→ **Task brief**: Repeat the records below exactly, leaving out any pictures.

-- Material start --

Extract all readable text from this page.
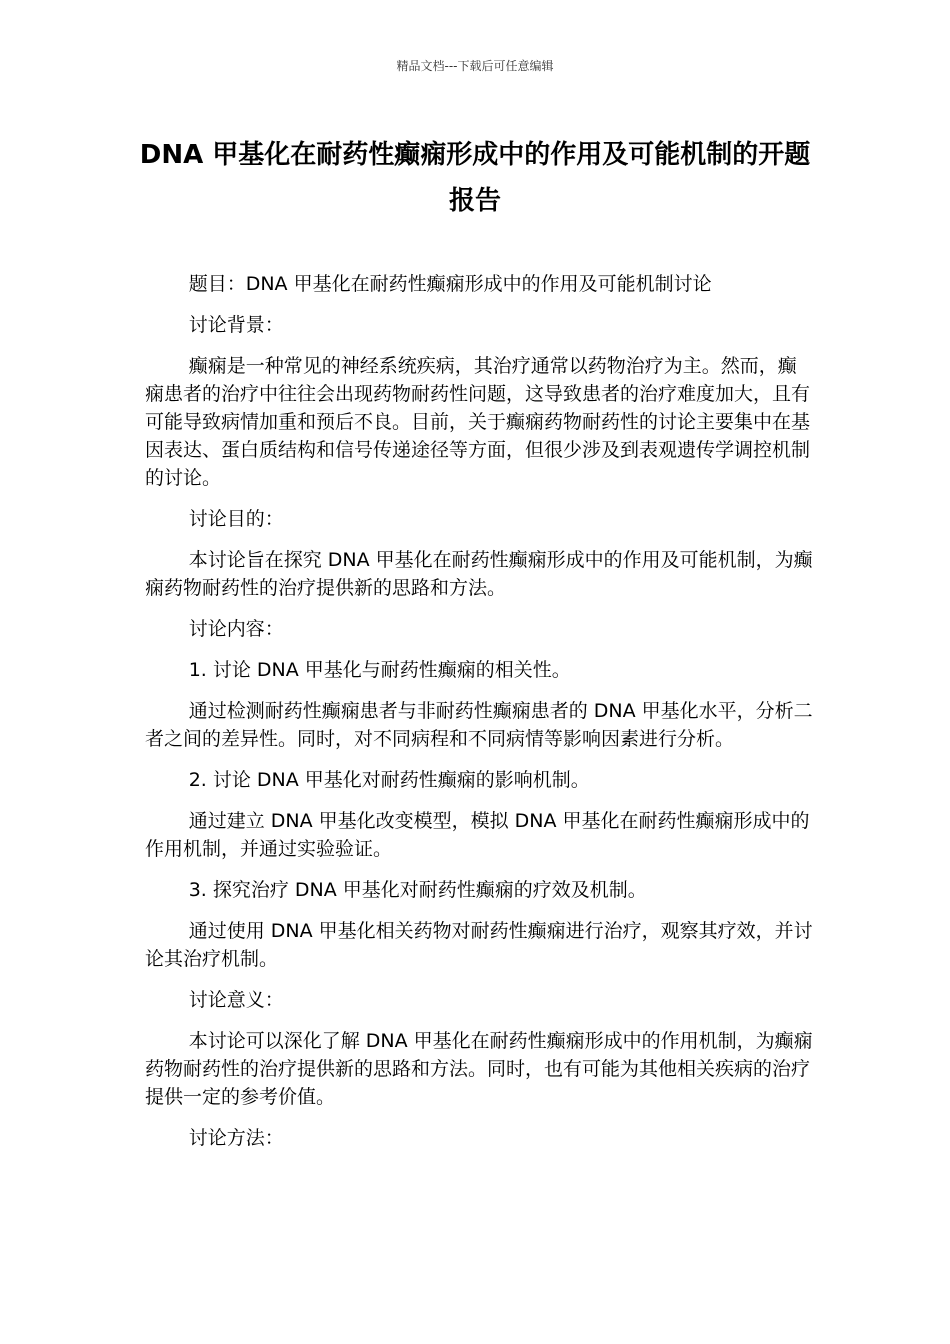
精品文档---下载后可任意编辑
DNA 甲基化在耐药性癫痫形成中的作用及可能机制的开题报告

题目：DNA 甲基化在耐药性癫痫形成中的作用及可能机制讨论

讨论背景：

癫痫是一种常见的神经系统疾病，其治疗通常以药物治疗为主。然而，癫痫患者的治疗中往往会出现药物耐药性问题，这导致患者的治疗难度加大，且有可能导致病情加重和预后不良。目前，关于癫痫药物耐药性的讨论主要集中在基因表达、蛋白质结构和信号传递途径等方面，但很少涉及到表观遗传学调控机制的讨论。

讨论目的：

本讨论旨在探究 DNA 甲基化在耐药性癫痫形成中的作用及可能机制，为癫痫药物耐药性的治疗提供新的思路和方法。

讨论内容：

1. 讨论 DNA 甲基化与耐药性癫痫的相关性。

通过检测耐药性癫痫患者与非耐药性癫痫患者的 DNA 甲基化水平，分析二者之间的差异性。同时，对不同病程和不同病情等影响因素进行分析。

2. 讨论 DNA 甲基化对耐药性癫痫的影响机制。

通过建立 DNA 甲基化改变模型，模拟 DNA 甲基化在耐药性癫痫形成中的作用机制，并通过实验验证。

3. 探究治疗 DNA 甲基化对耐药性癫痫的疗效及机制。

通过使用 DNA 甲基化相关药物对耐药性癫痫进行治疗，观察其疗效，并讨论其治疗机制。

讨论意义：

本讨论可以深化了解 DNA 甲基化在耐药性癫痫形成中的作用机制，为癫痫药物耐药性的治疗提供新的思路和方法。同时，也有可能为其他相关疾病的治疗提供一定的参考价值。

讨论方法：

-- Material end --

→ **The result**:
Extract all readable text from this page.
精品文档---下载后可任意编辑
DNA 甲基化在耐药性癫痫形成中的作用及可能机制的开题报告

题目：DNA 甲基化在耐药性癫痫形成中的作用及可能机制讨论

讨论背景：

癫痫是一种常见的神经系统疾病，其治疗通常以药物治疗为主。然而，癫痫患者的治疗中往往会出现药物耐药性问题，这导致患者的治疗难度加大，且有可能导致病情加重和预后不良。目前，关于癫痫药物耐药性的讨论主要集中在基因表达、蛋白质结构和信号传递途径等方面，但很少涉及到表观遗传学调控机制的讨论。

讨论目的：

本讨论旨在探究 DNA 甲基化在耐药性癫痫形成中的作用及可能机制，为癫痫药物耐药性的治疗提供新的思路和方法。

讨论内容：

1. 讨论 DNA 甲基化与耐药性癫痫的相关性。

通过检测耐药性癫痫患者与非耐药性癫痫患者的 DNA 甲基化水平，分析二者之间的差异性。同时，对不同病程和不同病情等影响因素进行分析。

2. 讨论 DNA 甲基化对耐药性癫痫的影响机制。

通过建立 DNA 甲基化改变模型，模拟 DNA 甲基化在耐药性癫痫形成中的作用机制，并通过实验验证。

3. 探究治疗 DNA 甲基化对耐药性癫痫的疗效及机制。

通过使用 DNA 甲基化相关药物对耐药性癫痫进行治疗，观察其疗效，并讨论其治疗机制。

讨论意义：

本讨论可以深化了解 DNA 甲基化在耐药性癫痫形成中的作用机制，为癫痫药物耐药性的治疗提供新的思路和方法。同时，也有可能为其他相关疾病的治疗提供一定的参考价值。

讨论方法：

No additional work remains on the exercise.